▶ Information provided:
>>>>>
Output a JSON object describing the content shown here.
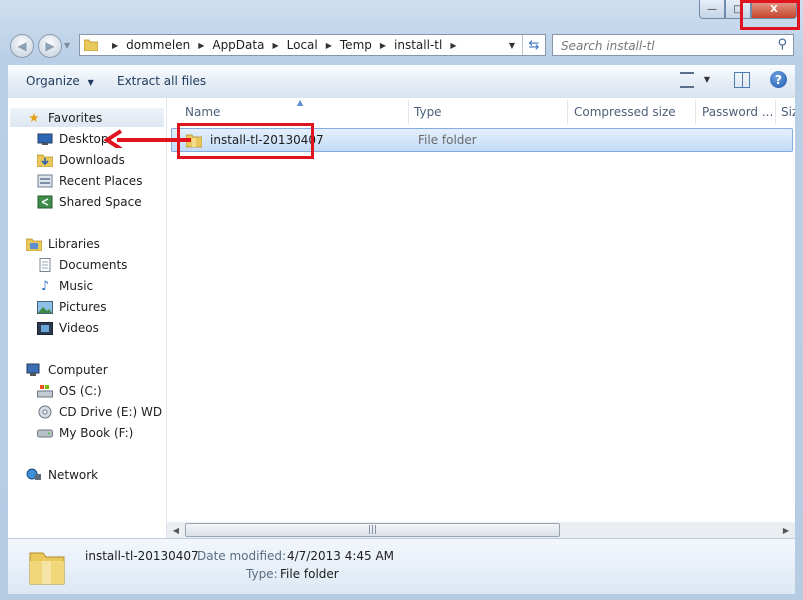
{
  "window": {
    "caption_buttons": {
      "minimize": "—",
      "maximize": "□",
      "close": "X"
    }
  },
  "address": {
    "breadcrumbs": [
      "dommelen",
      "AppData",
      "Local",
      "Temp",
      "install-tl"
    ],
    "search_placeholder": "Search install-tl"
  },
  "toolbar": {
    "organize": "Organize",
    "extract": "Extract all files"
  },
  "nav": {
    "favorites": {
      "header": "Favorites",
      "items": [
        "Desktop",
        "Downloads",
        "Recent Places",
        "Shared Space"
      ]
    },
    "libraries": {
      "header": "Libraries",
      "items": [
        "Documents",
        "Music",
        "Pictures",
        "Videos"
      ]
    },
    "computer": {
      "header": "Computer",
      "items": [
        "OS (C:)",
        "CD Drive (E:) WD Sm",
        "My Book (F:)"
      ]
    },
    "network": {
      "header": "Network"
    }
  },
  "columns": [
    "Name",
    "Type",
    "Compressed size",
    "Password ...",
    "Siz"
  ],
  "files": [
    {
      "name": "install-tl-20130407",
      "type": "File folder"
    }
  ],
  "details": {
    "name": "install-tl-20130407",
    "modified_label": "Date modified:",
    "modified_value": "4/7/2013 4:45 AM",
    "type_label": "Type:",
    "type_value": "File folder"
  },
  "colors": {
    "highlight": "#e0141e",
    "selection": "#c4dcf7"
  }
}
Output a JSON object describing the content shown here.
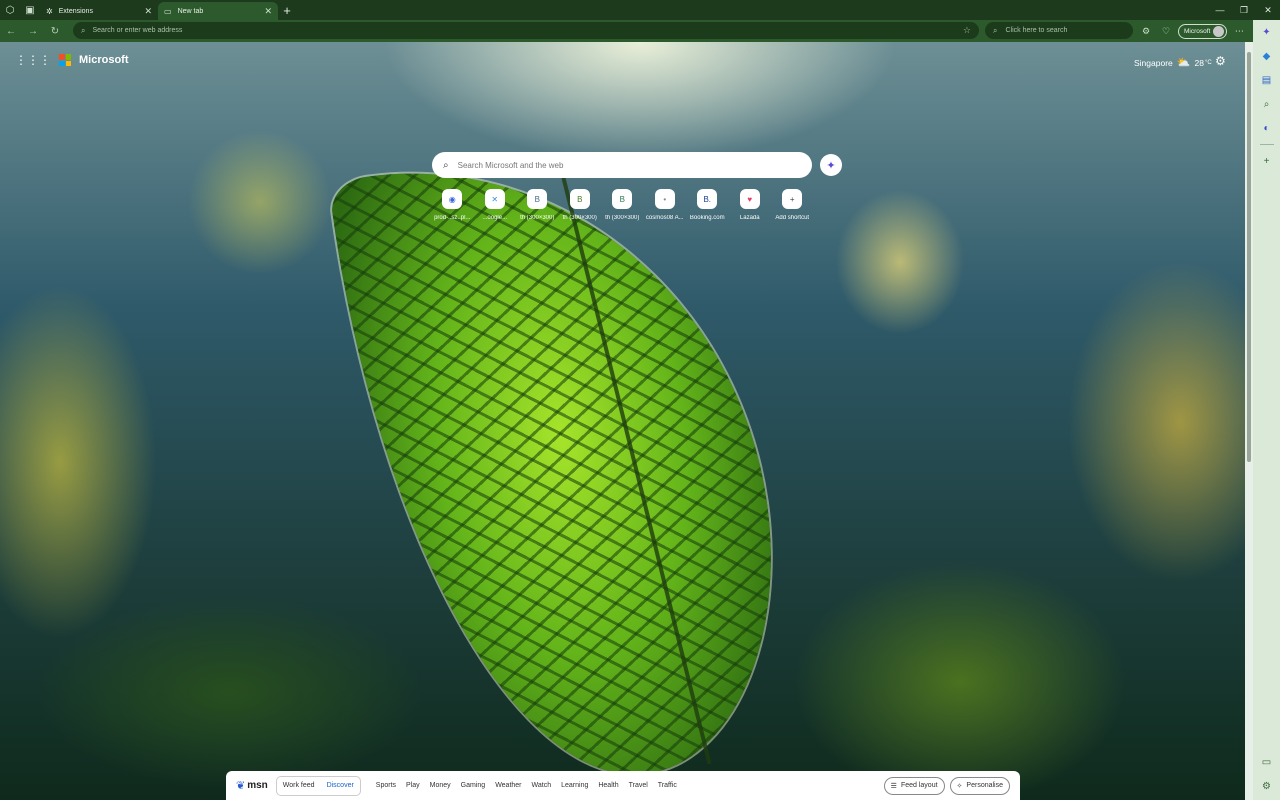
{
  "tabs": [
    {
      "label": "Extensions",
      "icon": "puzzle-icon"
    },
    {
      "label": "New tab",
      "icon": "page-icon",
      "active": true
    }
  ],
  "address_bar": {
    "placeholder": "Search or enter web address"
  },
  "side_search": {
    "placeholder": "Click here to search"
  },
  "profile": {
    "label": "Microsoft"
  },
  "page": {
    "brand": "Microsoft",
    "weather": {
      "location": "Singapore",
      "temp": "28",
      "unit": "°C"
    },
    "search_placeholder": "Search Microsoft and the web"
  },
  "shortcuts": [
    {
      "label": "prod-..sz..pl...",
      "glyph": "◉",
      "color": "#3a66e0"
    },
    {
      "label": "...oogle...",
      "glyph": "✕",
      "color": "#3b8fd6"
    },
    {
      "label": "th (300×300)",
      "glyph": "B",
      "color": "#4a6a88"
    },
    {
      "label": "th (300×300)",
      "glyph": "B",
      "color": "#4b7a2a"
    },
    {
      "label": "th (300×300)",
      "glyph": "B",
      "color": "#2f7a55"
    },
    {
      "label": "cosmos08 A...",
      "glyph": "•",
      "color": "#888"
    },
    {
      "label": "Booking.com",
      "glyph": "B.",
      "color": "#1a3f8a"
    },
    {
      "label": "Lazada",
      "glyph": "♥",
      "color": "#e0406a"
    },
    {
      "label": "Add shortcut",
      "glyph": "+",
      "color": "#444"
    }
  ],
  "msn": {
    "logo": "msn",
    "feed_tabs": [
      "Work feed",
      "Discover"
    ],
    "categories": [
      "Sports",
      "Play",
      "Money",
      "Gaming",
      "Weather",
      "Watch",
      "Learning",
      "Health",
      "Travel",
      "Traffic"
    ],
    "feed_layout": "Feed layout",
    "personalise": "Personalise"
  },
  "colors": {
    "frame": "#1d3a1d",
    "toolbar": "#2c5a2c",
    "accent": "#1a62c9"
  }
}
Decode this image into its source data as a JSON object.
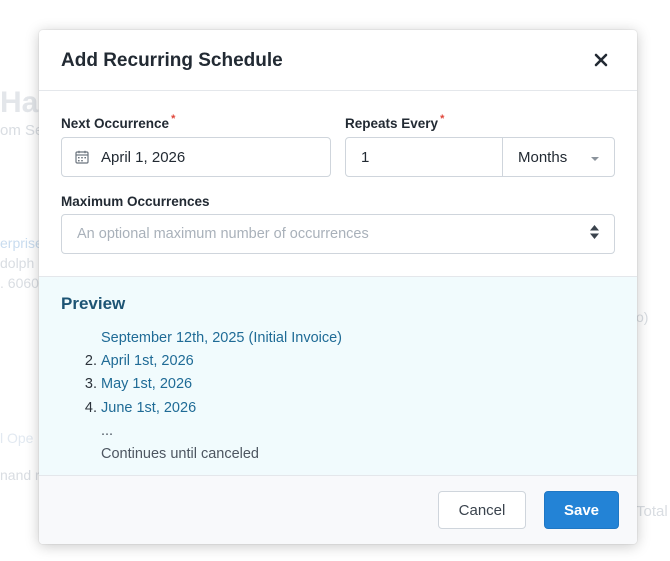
{
  "background": {
    "title_fragment": "Har",
    "subtitle_fragment": "om Se",
    "link1": "erprise",
    "link2": "dolph",
    "link3": ". 6060",
    "right_fragment": "o)",
    "link4": "l Ope",
    "text5": "nand r",
    "total_fragment": "Total"
  },
  "modal": {
    "title": "Add Recurring Schedule",
    "close_icon": "close-icon"
  },
  "form": {
    "next_occurrence": {
      "label": "Next Occurrence",
      "required_marker": "*",
      "value": "April 1, 2026",
      "icon": "calendar-icon"
    },
    "repeats_every": {
      "label": "Repeats Every",
      "required_marker": "*",
      "value": "1",
      "unit": "Months",
      "unit_icon": "caret-down-icon"
    },
    "max_occurrences": {
      "label": "Maximum Occurrences",
      "placeholder": "An optional maximum number of occurrences",
      "value": "",
      "icon": "stepper-icon"
    }
  },
  "preview": {
    "title": "Preview",
    "initial": "September 12th, 2025 (Initial Invoice)",
    "items": [
      {
        "num": "2.",
        "date": "April 1st, 2026"
      },
      {
        "num": "3.",
        "date": "May 1st, 2026"
      },
      {
        "num": "4.",
        "date": "June 1st, 2026"
      }
    ],
    "ellipsis": "...",
    "continues": "Continues until canceled"
  },
  "footer": {
    "cancel_label": "Cancel",
    "save_label": "Save"
  },
  "colors": {
    "accent": "#2383d6",
    "link": "#1f6b96",
    "preview_bg": "#f1fbfd",
    "required": "#e0463a"
  }
}
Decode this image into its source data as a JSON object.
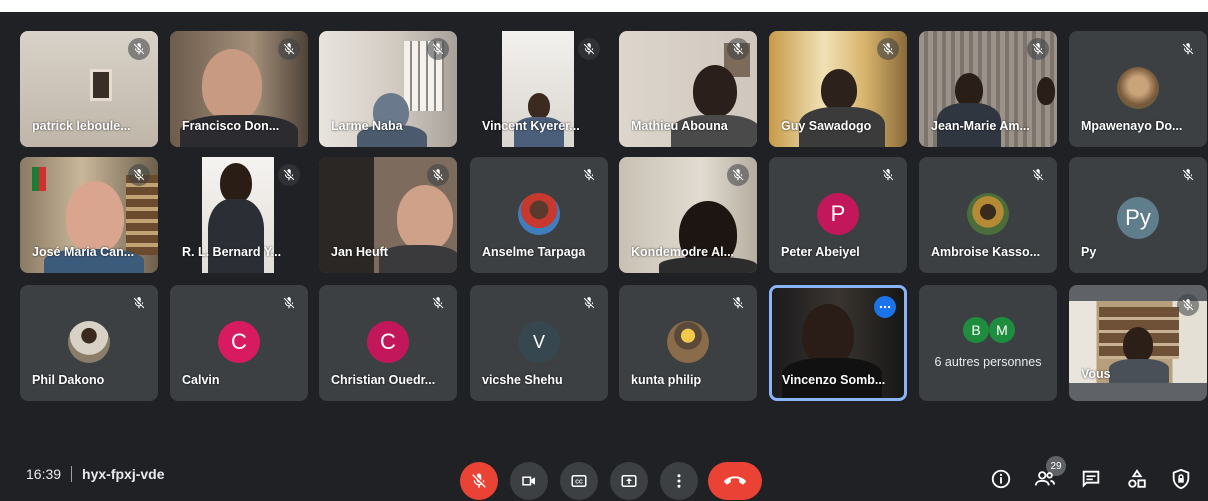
{
  "participants": [
    {
      "name": "patrick leboule...",
      "type": "video"
    },
    {
      "name": "Francisco Don...",
      "type": "video"
    },
    {
      "name": "Larme Naba",
      "type": "video"
    },
    {
      "name": "Vincent Kyerer...",
      "type": "video"
    },
    {
      "name": "Mathieu Abouna",
      "type": "video"
    },
    {
      "name": "Guy Sawadogo",
      "type": "video"
    },
    {
      "name": "Jean-Marie Am...",
      "type": "video"
    },
    {
      "name": "Mpawenayo Do...",
      "type": "photo"
    },
    {
      "name": "José Maria Can...",
      "type": "video"
    },
    {
      "name": "R. L. Bernard Y...",
      "type": "video"
    },
    {
      "name": "Jan Heuft",
      "type": "video"
    },
    {
      "name": "Anselme Tarpaga",
      "type": "photo"
    },
    {
      "name": "Kondemodre Al...",
      "type": "video"
    },
    {
      "name": "Peter Abeiyel",
      "type": "letter",
      "initial": "P",
      "color": "#c2185b"
    },
    {
      "name": "Ambroise Kasso...",
      "type": "photo"
    },
    {
      "name": "Py",
      "type": "letter",
      "initial": "Py",
      "color": "#607d8b"
    },
    {
      "name": "Phil Dakono",
      "type": "photo"
    },
    {
      "name": "Calvin",
      "type": "letter",
      "initial": "C",
      "color": "#d81b60"
    },
    {
      "name": "Christian Ouedr...",
      "type": "letter",
      "initial": "C",
      "color": "#c2185b"
    },
    {
      "name": "vicshe Shehu",
      "type": "letter",
      "initial": "V",
      "color": "#37474f"
    },
    {
      "name": "kunta philip",
      "type": "photo"
    },
    {
      "name": "Vincenzo Somb...",
      "type": "video",
      "active": true
    },
    {
      "name": "6 autres personnes",
      "type": "others",
      "initials": [
        "B",
        "M"
      ]
    },
    {
      "name": "Vous",
      "type": "video"
    }
  ],
  "bottom_bar": {
    "time": "16:39",
    "meeting_code": "hyx-fpxj-vde",
    "people_count": "29"
  },
  "icons": {
    "mic_off": "mic-off-icon",
    "camera": "videocam-icon",
    "captions": "closed-captions-icon",
    "present": "present-screen-icon",
    "more": "more-options-icon",
    "hangup": "hang-up-icon",
    "info": "info-icon",
    "people": "people-icon",
    "chat": "chat-icon",
    "activities": "activities-icon",
    "host_controls": "host-controls-icon"
  },
  "colors": {
    "background": "#202124",
    "tile": "#3c4043",
    "danger": "#ea4335",
    "active_border": "#8ab4f8",
    "avatar_b": "#1e8e3e",
    "avatar_m": "#1e8e3e"
  }
}
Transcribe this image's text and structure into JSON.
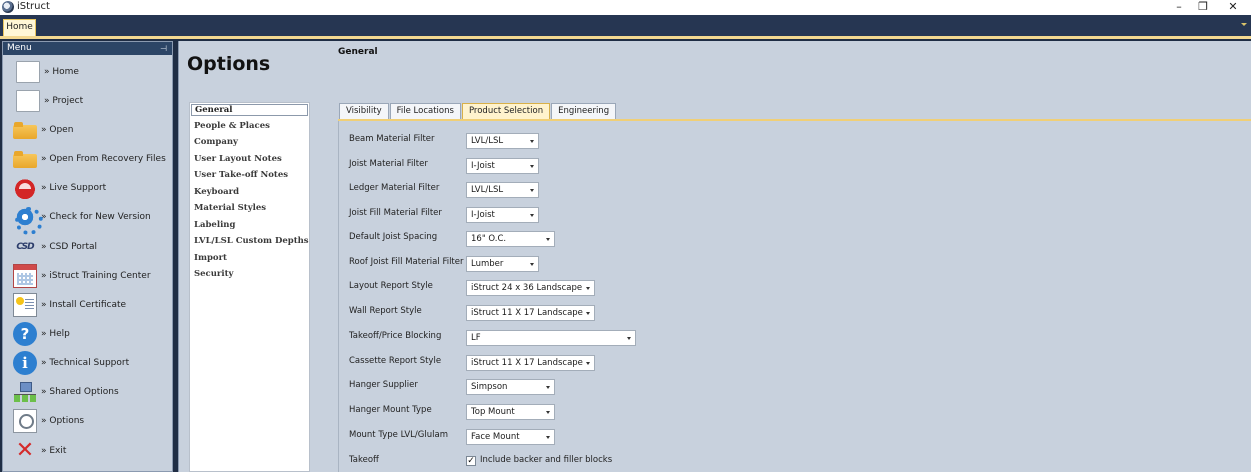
{
  "window": {
    "title": "iStruct",
    "minimize": "–",
    "restore": "❐",
    "close": "✕"
  },
  "ribbon": {
    "tabs": [
      "Home"
    ]
  },
  "menu": {
    "header": "Menu",
    "pin": "⊣",
    "items": [
      {
        "label": "» Home",
        "icon": "page-icon"
      },
      {
        "label": "» Project",
        "icon": "page-icon"
      },
      {
        "label": "» Open",
        "icon": "folder-icon"
      },
      {
        "label": "» Open From Recovery Files",
        "icon": "folder-icon"
      },
      {
        "label": "» Live Support",
        "icon": "phone-icon"
      },
      {
        "label": "» Check for New Version",
        "icon": "gear-icon"
      },
      {
        "label": "» CSD Portal",
        "icon": "csd-logo-icon"
      },
      {
        "label": "» iStruct Training Center",
        "icon": "calendar-icon"
      },
      {
        "label": "» Install Certificate",
        "icon": "certificate-icon"
      },
      {
        "label": "» Help",
        "icon": "help-icon"
      },
      {
        "label": "» Technical Support",
        "icon": "info-icon"
      },
      {
        "label": "» Shared Options",
        "icon": "network-icon"
      },
      {
        "label": "» Options",
        "icon": "options-icon"
      },
      {
        "label": "» Exit",
        "icon": "exit-icon"
      }
    ]
  },
  "options": {
    "title": "Options",
    "section": "General",
    "categories": [
      "General",
      "People & Places",
      "Company",
      "User Layout Notes",
      "User Take-off Notes",
      "Keyboard",
      "Material Styles",
      "Labeling",
      "LVL/LSL Custom Depths",
      "Import",
      "Security"
    ],
    "selected_category": "General",
    "tabs": [
      "Visibility",
      "File Locations",
      "Product Selection",
      "Engineering"
    ],
    "active_tab": "Product Selection",
    "fields": [
      {
        "label": "Beam Material Filter",
        "value": "LVL/LSL"
      },
      {
        "label": "Joist Material Filter",
        "value": "I-Joist"
      },
      {
        "label": "Ledger Material Filter",
        "value": "LVL/LSL"
      },
      {
        "label": "Joist Fill Material Filter",
        "value": "I-Joist"
      },
      {
        "label": "Default Joist Spacing",
        "value": "16\" O.C."
      },
      {
        "label": "Roof Joist Fill Material Filter",
        "value": "Lumber"
      },
      {
        "label": "Layout Report Style",
        "value": "iStruct 24 x 36 Landscape"
      },
      {
        "label": "Wall Report Style",
        "value": "iStruct 11 X 17 Landscape"
      },
      {
        "label": "Takeoff/Price Blocking",
        "value": "LF"
      },
      {
        "label": "Cassette Report Style",
        "value": "iStruct 11 X 17 Landscape"
      },
      {
        "label": "Hanger Supplier",
        "value": "Simpson"
      },
      {
        "label": "Hanger Mount Type",
        "value": "Top Mount"
      },
      {
        "label": "Mount Type LVL/Glulam",
        "value": "Face Mount"
      }
    ],
    "takeoff": {
      "label": "Takeoff",
      "checkbox_label": "Include backer and filler blocks",
      "checked": true,
      "check_glyph": "✓"
    }
  }
}
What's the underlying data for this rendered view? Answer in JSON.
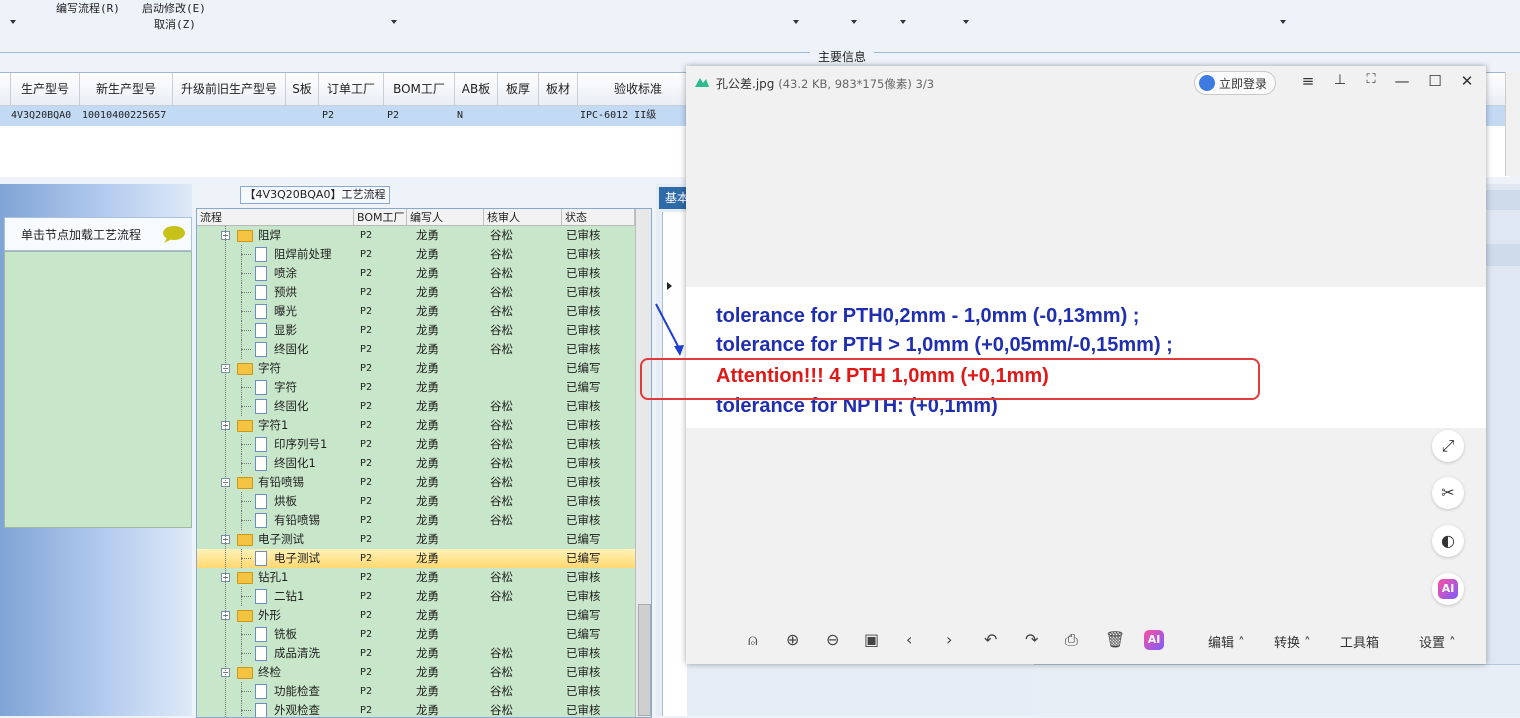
<<<<<
▶ Exercise prompt: State how many lines of the listing include the word "iStruct". Reply with the number alone.

▶ Task answer: 5